Task directions: In the data below, find each line containing the string "when" and return it.

___ Information provided ___

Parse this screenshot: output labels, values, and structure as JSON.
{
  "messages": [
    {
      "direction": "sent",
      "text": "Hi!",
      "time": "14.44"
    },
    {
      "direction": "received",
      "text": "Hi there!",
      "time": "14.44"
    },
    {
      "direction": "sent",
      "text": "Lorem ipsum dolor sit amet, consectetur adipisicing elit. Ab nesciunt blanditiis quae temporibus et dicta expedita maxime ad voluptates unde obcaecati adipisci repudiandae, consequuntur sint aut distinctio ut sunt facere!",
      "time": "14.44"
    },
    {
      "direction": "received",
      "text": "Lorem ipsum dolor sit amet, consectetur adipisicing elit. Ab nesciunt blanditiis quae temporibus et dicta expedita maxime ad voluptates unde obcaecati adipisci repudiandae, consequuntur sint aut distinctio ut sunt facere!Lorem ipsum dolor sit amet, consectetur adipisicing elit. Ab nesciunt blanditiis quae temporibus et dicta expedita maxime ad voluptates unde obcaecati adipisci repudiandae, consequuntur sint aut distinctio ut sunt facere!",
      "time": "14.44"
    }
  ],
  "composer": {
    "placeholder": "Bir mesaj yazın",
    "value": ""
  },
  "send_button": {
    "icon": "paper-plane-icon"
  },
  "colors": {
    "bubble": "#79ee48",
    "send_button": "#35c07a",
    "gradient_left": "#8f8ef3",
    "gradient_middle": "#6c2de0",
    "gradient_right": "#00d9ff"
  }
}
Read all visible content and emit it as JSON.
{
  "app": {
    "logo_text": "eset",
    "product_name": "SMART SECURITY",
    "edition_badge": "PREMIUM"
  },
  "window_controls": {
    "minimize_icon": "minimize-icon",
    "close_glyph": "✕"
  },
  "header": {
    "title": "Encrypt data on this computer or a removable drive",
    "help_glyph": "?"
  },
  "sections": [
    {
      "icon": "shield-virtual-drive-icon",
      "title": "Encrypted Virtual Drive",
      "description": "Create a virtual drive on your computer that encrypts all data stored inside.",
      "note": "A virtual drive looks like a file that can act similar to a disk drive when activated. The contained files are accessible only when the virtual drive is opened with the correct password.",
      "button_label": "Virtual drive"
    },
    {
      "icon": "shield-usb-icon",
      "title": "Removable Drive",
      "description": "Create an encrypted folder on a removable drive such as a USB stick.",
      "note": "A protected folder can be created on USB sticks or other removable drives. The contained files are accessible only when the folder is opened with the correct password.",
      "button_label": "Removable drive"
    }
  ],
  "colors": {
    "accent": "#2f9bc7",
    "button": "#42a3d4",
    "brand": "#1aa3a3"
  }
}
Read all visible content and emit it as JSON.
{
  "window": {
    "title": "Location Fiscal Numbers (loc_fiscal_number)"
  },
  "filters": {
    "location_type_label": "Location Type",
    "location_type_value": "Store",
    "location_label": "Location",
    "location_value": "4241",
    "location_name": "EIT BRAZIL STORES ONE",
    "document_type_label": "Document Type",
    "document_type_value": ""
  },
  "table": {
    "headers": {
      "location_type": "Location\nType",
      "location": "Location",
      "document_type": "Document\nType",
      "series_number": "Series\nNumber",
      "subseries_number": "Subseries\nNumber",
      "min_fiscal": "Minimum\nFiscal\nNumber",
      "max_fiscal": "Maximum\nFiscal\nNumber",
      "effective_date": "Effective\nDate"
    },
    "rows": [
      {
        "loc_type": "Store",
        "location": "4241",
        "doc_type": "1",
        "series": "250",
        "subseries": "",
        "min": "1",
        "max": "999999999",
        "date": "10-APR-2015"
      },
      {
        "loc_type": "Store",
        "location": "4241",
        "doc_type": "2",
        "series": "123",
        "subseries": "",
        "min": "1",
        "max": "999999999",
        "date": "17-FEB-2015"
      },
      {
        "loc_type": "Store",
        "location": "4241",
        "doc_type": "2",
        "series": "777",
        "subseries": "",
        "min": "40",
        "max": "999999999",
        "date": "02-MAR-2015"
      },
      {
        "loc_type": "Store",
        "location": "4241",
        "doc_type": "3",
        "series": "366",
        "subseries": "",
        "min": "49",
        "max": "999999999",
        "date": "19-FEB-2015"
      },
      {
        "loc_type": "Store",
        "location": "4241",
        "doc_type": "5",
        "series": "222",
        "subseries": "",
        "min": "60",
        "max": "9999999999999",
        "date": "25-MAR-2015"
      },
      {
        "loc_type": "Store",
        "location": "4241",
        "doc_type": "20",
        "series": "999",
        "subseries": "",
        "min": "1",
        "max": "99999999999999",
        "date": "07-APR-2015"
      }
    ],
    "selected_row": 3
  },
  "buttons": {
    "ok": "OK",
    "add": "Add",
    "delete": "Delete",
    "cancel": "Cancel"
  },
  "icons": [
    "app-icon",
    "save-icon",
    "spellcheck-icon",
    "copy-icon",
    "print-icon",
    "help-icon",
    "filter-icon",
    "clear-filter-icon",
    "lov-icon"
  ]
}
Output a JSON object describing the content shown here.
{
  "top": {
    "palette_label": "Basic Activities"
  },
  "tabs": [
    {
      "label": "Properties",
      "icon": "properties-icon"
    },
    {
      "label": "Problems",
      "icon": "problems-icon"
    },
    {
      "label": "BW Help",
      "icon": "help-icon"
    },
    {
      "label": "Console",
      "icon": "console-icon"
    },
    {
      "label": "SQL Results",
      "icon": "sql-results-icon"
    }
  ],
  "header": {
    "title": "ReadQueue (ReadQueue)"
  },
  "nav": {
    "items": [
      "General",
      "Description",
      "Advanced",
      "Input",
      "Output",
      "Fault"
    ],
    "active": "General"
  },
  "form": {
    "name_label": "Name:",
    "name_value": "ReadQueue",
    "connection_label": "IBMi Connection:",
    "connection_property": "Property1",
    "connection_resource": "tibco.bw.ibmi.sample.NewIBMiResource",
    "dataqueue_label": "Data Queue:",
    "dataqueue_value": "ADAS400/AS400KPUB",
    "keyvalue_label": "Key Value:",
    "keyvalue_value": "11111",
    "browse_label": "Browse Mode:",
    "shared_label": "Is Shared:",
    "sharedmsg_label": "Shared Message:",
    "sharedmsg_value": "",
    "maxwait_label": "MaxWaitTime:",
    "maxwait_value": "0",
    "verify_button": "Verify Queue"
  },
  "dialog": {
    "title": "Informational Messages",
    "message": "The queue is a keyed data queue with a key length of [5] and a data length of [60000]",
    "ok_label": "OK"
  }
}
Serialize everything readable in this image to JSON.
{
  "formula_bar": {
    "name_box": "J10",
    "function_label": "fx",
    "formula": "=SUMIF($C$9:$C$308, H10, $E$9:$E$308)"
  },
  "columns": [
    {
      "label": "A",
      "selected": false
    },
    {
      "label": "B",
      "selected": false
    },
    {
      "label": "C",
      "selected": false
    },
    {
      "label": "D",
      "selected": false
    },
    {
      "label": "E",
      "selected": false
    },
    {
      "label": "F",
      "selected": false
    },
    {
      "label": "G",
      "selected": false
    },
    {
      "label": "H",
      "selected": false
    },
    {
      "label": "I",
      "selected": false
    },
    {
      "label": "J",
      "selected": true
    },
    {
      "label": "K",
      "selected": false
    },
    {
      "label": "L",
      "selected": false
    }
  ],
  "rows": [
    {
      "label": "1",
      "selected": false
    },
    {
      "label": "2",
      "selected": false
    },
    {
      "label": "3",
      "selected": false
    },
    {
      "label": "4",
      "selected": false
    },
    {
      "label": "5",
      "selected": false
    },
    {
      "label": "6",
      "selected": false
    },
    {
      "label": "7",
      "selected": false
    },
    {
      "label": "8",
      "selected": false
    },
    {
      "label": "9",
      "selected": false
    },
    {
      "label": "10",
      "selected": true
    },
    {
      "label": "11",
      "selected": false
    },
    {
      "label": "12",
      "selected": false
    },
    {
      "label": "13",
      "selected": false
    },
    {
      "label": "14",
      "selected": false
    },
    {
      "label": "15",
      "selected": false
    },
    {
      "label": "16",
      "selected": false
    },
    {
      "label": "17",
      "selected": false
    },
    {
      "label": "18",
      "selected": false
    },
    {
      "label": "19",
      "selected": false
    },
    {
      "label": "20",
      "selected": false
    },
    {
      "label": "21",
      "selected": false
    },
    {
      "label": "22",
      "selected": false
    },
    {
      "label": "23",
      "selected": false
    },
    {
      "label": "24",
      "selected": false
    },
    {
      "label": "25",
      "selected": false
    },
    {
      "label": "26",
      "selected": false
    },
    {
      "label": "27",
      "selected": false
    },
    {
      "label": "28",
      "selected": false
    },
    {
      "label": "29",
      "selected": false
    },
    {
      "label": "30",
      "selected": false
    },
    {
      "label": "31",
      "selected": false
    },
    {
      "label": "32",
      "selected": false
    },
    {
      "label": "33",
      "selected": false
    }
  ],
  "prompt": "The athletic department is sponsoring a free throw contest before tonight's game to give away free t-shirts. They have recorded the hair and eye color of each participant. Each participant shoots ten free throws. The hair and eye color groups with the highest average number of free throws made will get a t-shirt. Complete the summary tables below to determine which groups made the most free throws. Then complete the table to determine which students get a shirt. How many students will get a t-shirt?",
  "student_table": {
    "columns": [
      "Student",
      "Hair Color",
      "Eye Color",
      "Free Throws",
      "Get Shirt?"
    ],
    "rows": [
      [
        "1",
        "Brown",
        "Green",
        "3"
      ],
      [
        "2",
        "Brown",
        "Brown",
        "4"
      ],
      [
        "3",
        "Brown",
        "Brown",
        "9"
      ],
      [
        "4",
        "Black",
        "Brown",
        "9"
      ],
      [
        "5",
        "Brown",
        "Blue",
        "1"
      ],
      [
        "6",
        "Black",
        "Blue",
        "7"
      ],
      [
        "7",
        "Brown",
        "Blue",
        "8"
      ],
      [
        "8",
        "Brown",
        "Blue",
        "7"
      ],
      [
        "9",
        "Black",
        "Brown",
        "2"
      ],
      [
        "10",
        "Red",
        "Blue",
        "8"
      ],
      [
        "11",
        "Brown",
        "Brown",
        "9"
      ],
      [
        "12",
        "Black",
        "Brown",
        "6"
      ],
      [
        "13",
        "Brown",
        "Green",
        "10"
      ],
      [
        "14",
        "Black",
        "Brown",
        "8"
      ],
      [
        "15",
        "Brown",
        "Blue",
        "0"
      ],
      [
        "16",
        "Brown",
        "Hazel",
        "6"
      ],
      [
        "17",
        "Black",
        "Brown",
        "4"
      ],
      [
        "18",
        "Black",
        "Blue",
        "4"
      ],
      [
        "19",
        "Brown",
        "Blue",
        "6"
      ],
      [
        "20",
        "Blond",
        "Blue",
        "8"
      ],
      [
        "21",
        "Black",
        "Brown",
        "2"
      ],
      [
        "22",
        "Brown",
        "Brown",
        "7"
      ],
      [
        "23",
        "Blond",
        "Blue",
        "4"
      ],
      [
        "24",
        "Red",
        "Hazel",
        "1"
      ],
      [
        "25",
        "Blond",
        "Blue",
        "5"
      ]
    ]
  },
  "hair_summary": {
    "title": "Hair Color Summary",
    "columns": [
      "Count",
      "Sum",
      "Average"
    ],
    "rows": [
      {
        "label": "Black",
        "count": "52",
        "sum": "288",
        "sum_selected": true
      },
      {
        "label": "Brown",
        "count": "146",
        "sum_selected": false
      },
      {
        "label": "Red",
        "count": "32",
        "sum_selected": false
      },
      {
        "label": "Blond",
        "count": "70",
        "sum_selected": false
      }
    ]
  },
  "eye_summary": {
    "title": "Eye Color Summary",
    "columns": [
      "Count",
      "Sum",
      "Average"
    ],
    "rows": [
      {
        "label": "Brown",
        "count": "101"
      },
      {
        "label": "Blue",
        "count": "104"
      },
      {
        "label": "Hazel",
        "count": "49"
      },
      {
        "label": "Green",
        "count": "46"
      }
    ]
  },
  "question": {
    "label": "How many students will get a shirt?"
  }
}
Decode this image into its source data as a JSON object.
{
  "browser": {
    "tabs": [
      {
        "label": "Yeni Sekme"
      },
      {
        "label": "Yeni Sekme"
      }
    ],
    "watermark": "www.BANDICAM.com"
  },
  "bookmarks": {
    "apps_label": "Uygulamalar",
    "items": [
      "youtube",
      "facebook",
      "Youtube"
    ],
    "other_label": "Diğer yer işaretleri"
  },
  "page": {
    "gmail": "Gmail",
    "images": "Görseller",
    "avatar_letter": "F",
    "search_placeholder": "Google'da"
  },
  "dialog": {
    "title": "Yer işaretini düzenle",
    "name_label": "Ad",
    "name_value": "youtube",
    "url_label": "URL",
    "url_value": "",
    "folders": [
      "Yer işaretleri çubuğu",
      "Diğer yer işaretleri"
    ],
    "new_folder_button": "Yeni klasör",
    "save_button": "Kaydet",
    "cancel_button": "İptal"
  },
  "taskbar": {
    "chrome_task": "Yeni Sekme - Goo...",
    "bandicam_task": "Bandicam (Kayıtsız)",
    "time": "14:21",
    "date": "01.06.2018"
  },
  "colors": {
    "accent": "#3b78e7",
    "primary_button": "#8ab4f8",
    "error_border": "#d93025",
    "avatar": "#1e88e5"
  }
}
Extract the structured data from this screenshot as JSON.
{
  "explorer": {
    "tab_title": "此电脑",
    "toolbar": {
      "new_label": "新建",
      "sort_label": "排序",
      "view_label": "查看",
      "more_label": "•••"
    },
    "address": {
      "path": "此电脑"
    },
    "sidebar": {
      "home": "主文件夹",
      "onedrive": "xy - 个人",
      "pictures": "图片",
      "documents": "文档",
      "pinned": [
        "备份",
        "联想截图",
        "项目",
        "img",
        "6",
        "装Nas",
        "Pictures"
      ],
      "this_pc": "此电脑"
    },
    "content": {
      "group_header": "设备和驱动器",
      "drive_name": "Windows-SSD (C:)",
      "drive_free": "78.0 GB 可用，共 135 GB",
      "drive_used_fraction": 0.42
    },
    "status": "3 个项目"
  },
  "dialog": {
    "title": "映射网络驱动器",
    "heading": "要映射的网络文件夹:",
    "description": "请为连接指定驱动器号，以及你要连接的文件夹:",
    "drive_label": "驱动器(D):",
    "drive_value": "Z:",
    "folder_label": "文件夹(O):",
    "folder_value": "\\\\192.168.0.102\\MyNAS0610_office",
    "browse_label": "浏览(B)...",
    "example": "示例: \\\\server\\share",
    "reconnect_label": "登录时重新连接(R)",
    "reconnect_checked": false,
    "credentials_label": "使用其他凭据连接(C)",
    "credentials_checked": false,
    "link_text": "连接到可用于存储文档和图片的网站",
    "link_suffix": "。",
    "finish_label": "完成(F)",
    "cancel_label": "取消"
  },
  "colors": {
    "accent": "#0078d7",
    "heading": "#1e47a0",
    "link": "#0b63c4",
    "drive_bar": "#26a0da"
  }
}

___

Final result:
      "note": "A virtual drive looks like a file that can act similar to a disk drive when activated. The contained files are accessible only when the virtual drive is opened with the correct password.",
      "note": "A protected folder can be created on USB sticks or other removable drives. The contained files are accessible only when the folder is opened with the correct password.",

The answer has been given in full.